TO BE DONE: Which lines contain the word "before"? Return each of them as written.

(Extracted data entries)
/---

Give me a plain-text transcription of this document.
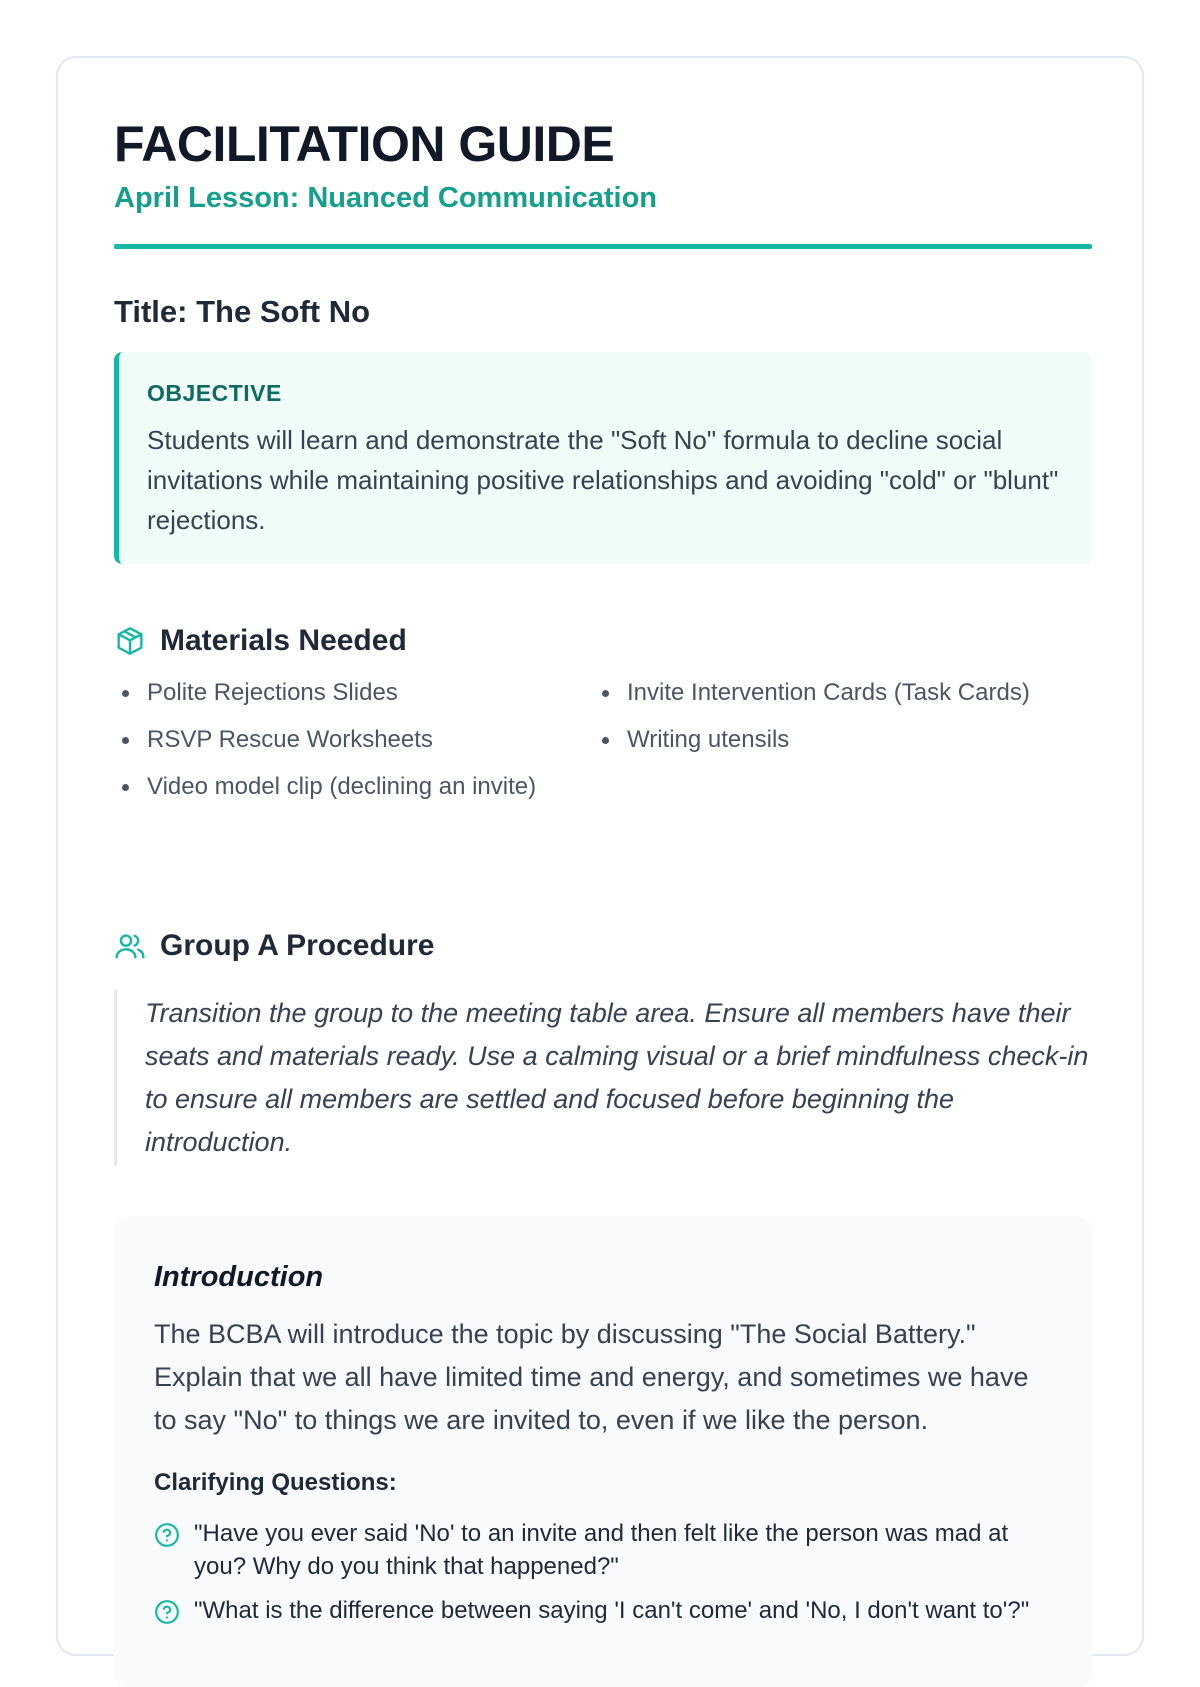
FACILITATION GUIDE
April Lesson: Nuanced Communication
Title: The Soft No
OBJECTIVE
Students will learn and demonstrate the "Soft No" formula to decline social invitations while maintaining positive relationships and avoiding "cold" or "blunt" rejections.
Materials Needed
Polite Rejections Slides
RSVP Rescue Worksheets
Video model clip (declining an invite)
Invite Intervention Cards (Task Cards)
Writing utensils
Group A Procedure
Transition the group to the meeting table area. Ensure all members have their seats and materials ready. Use a calming visual or a brief mindfulness check-in to ensure all members are settled and focused before beginning the introduction.
Introduction
The BCBA will introduce the topic by discussing "The Social Battery." Explain that we all have limited time and energy, and sometimes we have to say "No" to things we are invited to, even if we like the person.
Clarifying Questions:
"Have you ever said 'No' to an invite and then felt like the person was mad at you? Why do you think that happened?"
"What is the difference between saying 'I can't come' and 'No, I don't want to'?"
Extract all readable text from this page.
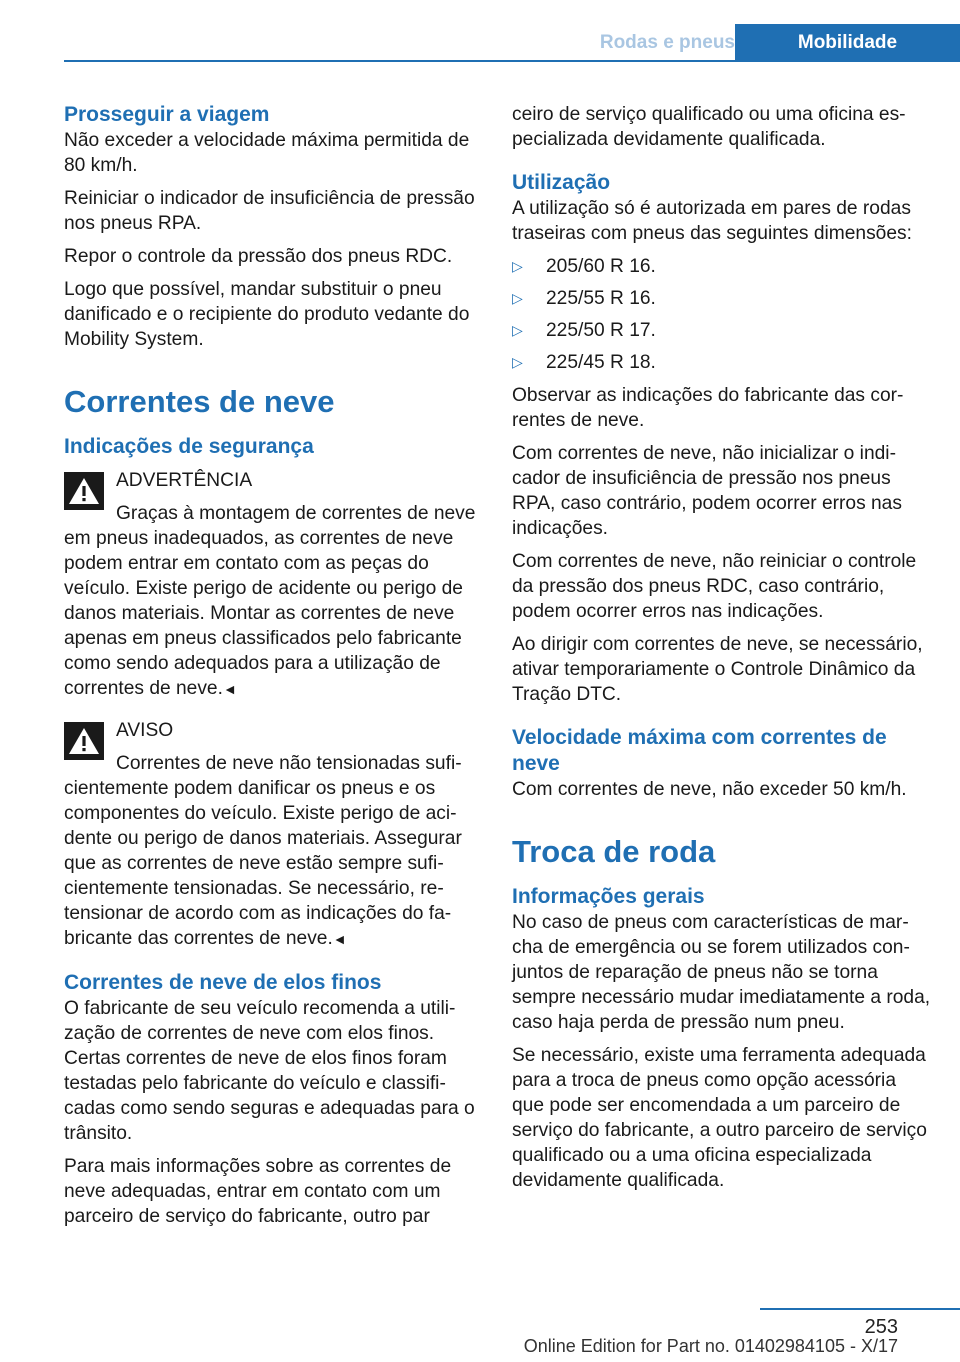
Rodas e pneus	Mobilidade
Prosseguir a viagem

Não exceder a velocidade máxima permitida de 80 km/h.

Reiniciar o indicador de insuficiência de pressão nos pneus RPA.

Repor o controle da pressão dos pneus RDC.

Logo que possível, mandar substituir o pneu danificado e o recipiente do produto vedante do Mobility System.

Correntes de neve
Indicações de segurança
ADVERTÊNCIA

Graças à montagem de correntes de neve em pneus inadequados, as correntes de neve podem entrar em contato com as peças do veículo. Existe perigo de acidente ou perigo de danos materiais. Montar as correntes de neve apenas em pneus classificados pelo fabricante como sendo adequados para a utilização de correntes de neve.◄

AVISO

Correntes de neve não tensionadas suficientemente podem danificar os pneus e os componentes do veículo. Existe perigo de acidente ou perigo de danos materiais. Assegurar que as correntes de neve estão sempre suficientemente tensionadas. Se necessário, retensionar de acordo com as indicações do fabricante das correntes de neve.◄

Correntes de neve de elos finos

O fabricante de seu veículo recomenda a utilização de correntes de neve com elos finos. Certas correntes de neve de elos finos foram testadas pelo fabricante do veículo e classificadas como sendo seguras e adequadas para o trânsito.

Para mais informações sobre as correntes de neve adequadas, entrar em contato com um parceiro de serviço do fabricante, outro par

ceiro de serviço qualificado ou uma oficina especializada devidamente qualificada.

Utilização

A utilização só é autorizada em pares de rodas traseiras com pneus das seguintes dimensões:

▷ 205/60 R 16.
▷ 225/55 R 16.
▷ 225/50 R 17.
▷ 225/45 R 18.

Observar as indicações do fabricante das correntes de neve.

Com correntes de neve, não inicializar o indicador de insuficiência de pressão nos pneus RPA, caso contrário, podem ocorrer erros nas indicações.

Com correntes de neve, não reiniciar o controle da pressão dos pneus RDC, caso contrário, podem ocorrer erros nas indicações.

Ao dirigir com correntes de neve, se necessário, ativar temporariamente o Controle Dinâmico da Tração DTC.

Velocidade máxima com correntes de neve

Com correntes de neve, não exceder 50 km/h.

Troca de roda
Informações gerais

No caso de pneus com características de marcha de emergência ou se forem utilizados conjuntos de reparação de pneus não se torna sempre necessário mudar imediatamente a roda, caso haja perda de pressão num pneu.

Se necessário, existe uma ferramenta adequada para a troca de pneus como opção acessória que pode ser encomendada a um parceiro de serviço do fabricante, a outro parceiro de serviço qualificado ou a uma oficina especializada devidamente qualificada.

253
Online Edition for Part no. 01402984105 - X/17
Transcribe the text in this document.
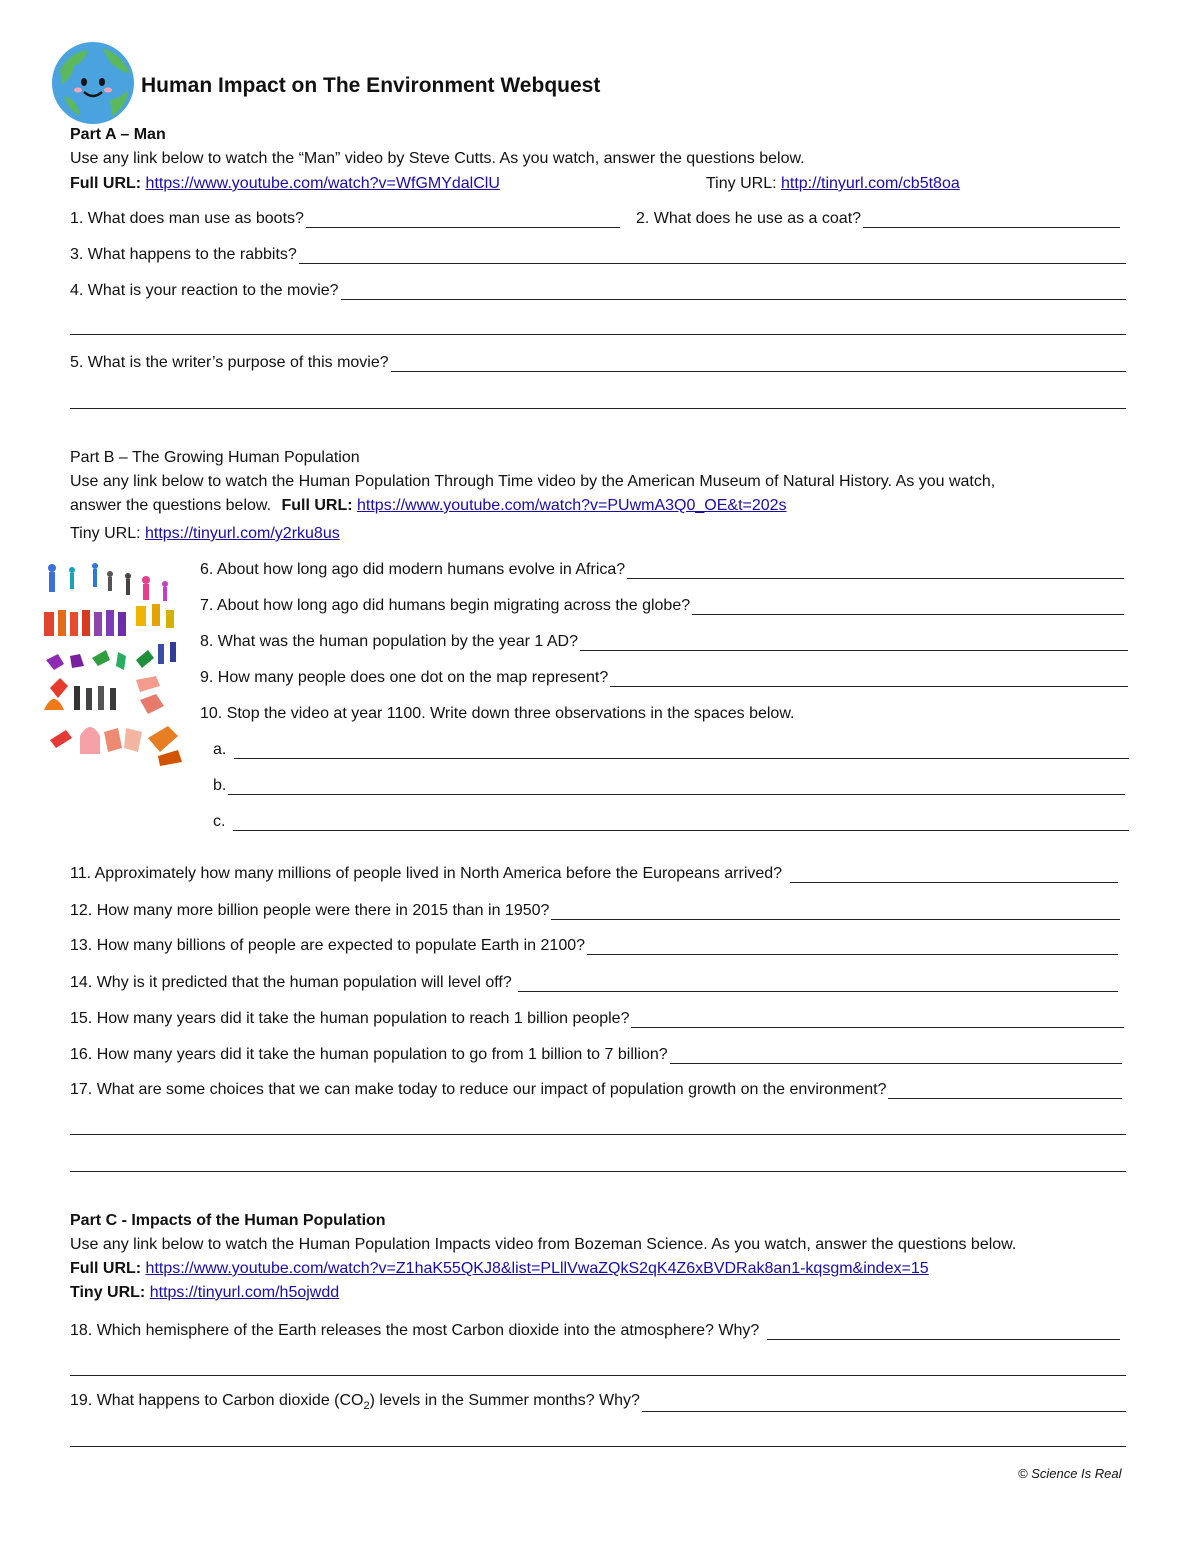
Human Impact on The Environment Webquest
Part A – Man
Use any link below to watch the “Man” video by Steve Cutts. As you watch, answer the questions below.
Full URL: https://www.youtube.com/watch?v=WfGMYdalClU	Tiny URL: http://tinyurl.com/cb5t8oa
1. What does man use as boots?	2. What does he use as a coat?
3. What happens to the rabbits?
4. What is your reaction to the movie?
5. What is the writer’s purpose of this movie?
Part B – The Growing Human Population
Use any link below to watch the Human Population Through Time video by the American Museum of Natural History. As you watch,
answer the questions below. Full URL: https://www.youtube.com/watch?v=PUwmA3Q0_OE&t=202s
Tiny URL: https://tinyurl.com/y2rku8us
6. About how long ago did modern humans evolve in Africa?
7. About how long ago did humans begin migrating across the globe?
8. What was the human population by the year 1 AD?
9. How many people does one dot on the map represent?
10. Stop the video at year 1100. Write down three observations in the spaces below.
a.
b.
c.
11. Approximately how many millions of people lived in North America before the Europeans arrived?
12. How many more billion people were there in 2015 than in 1950?
13. How many billions of people are expected to populate Earth in 2100?
14. Why is it predicted that the human population will level off?
15. How many years did it take the human population to reach 1 billion people?
16. How many years did it take the human population to go from 1 billion to 7 billion?
17. What are some choices that we can make today to reduce our impact of population growth on the environment?
Part C - Impacts of the Human Population
Use any link below to watch the Human Population Impacts video from Bozeman Science. As you watch, answer the questions below.
Full URL: https://www.youtube.com/watch?v=Z1haK55QKJ8&list=PLllVwaZQkS2qK4Z6xBVDRak8an1-kqsgm&index=15
Tiny URL: https://tinyurl.com/h5ojwdd
18. Which hemisphere of the Earth releases the most Carbon dioxide into the atmosphere? Why?
19. What happens to Carbon dioxide $(CO_2)$ levels in the Summer months? Why?
© Science Is Real
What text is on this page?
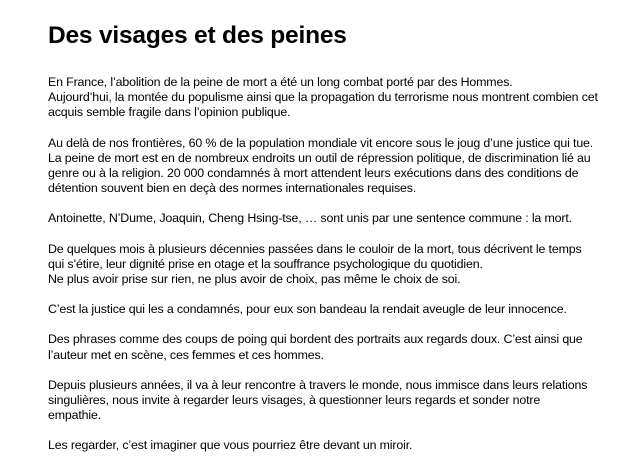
Des visages et des peines

En France, l’abolition de la peine de mort a été un long combat porté par des Hommes.
Aujourd’hui, la montée du populisme ainsi que la propagation du terrorisme nous montrent combien cet
acquis semble fragile dans l’opinion publique.

Au delà de nos frontières, 60 % de la population mondiale vit encore sous le joug d’une justice qui tue.
La peine de mort est en de nombreux endroits un outil de répression politique, de discrimination lié au
genre ou à la religion. 20 000 condamnés à mort attendent leurs exécutions dans des conditions de
détention souvent bien en deçà des normes internationales requises.

Antoinette, N’Dume, Joaquin, Cheng Hsing-tse, … sont unis par une sentence commune : la mort.

De quelques mois à plusieurs décennies passées dans le couloir de la mort, tous décrivent le temps
qui s’étire, leur dignité prise en otage et la souffrance psychologique du quotidien.
Ne plus avoir prise sur rien, ne plus avoir de choix, pas même le choix de soi.

C’est la justice qui les a condamnés, pour eux son bandeau la rendait aveugle de leur innocence.

Des phrases comme des coups de poing qui bordent des portraits aux regards doux. C’est ainsi que
l’auteur met en scène, ces femmes et ces hommes.

Depuis plusieurs années, il va à leur rencontre à travers le monde, nous immisce dans leurs relations
singulières, nous invite à regarder leurs visages, à questionner leurs regards et sonder notre
empathie.

Les regarder, c’est imaginer que vous pourriez être devant un miroir.
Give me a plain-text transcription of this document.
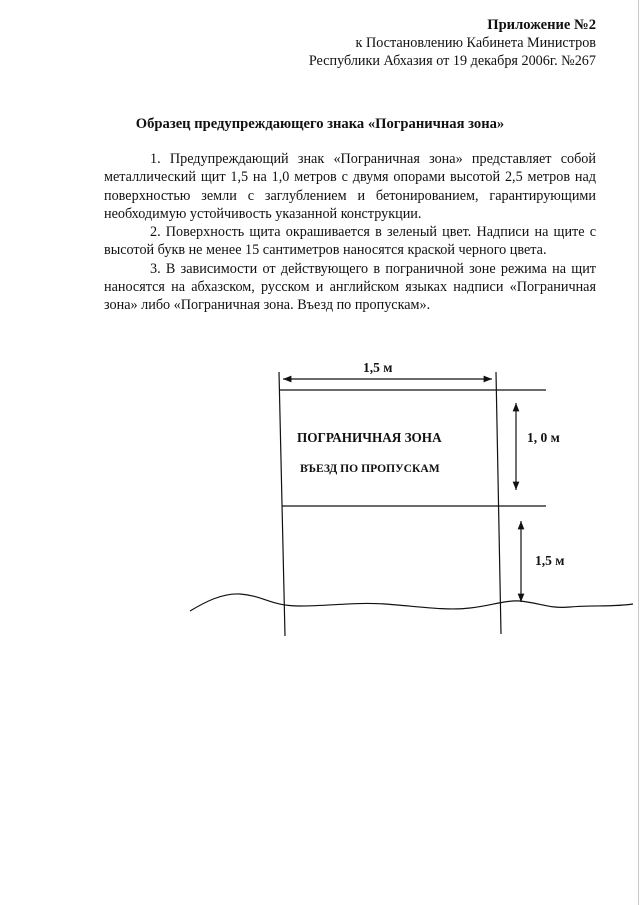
Приложение №2
к Постановлению Кабинета Министров
Республики Абхазия от 19 декабря 2006г. №267
Образец предупреждающего знака «Пограничная зона»

1. Предупреждающий знак «Пограничная зона» представляет собой металлический щит 1,5 на 1,0 метров с двумя опорами высотой 2,5 метров над поверхностью земли с заглублением и бетонированием, гарантирующими необходимую устойчивость указанной конструкции.

2. Поверхность щита окрашивается в зеленый цвет. Надписи на щите с высотой букв не менее 15 сантиметров наносятся краской черного цвета.

3. В зависимости от действующего в пограничной зоне режима на щит наносятся на абхазском, русском и английском языках надписи «Пограничная зона» либо «Пограничная зона. Въезд по пропускам».

1,5 м
ПОГРАНИЧНАЯ ЗОНА
ВЪЕЗД ПО ПРОПУСКАМ
1, 0 м
1,5 м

\---

FINISHED EXERCISE:
Transition the group to the meeting table area. Ensure all members have their seats and materials ready. Use a calming visual or a brief mindfulness check-in to ensure all members are settled and focused before beginning the introduction.
11. Approximately how many millions of people lived in North America before the Europeans arrived?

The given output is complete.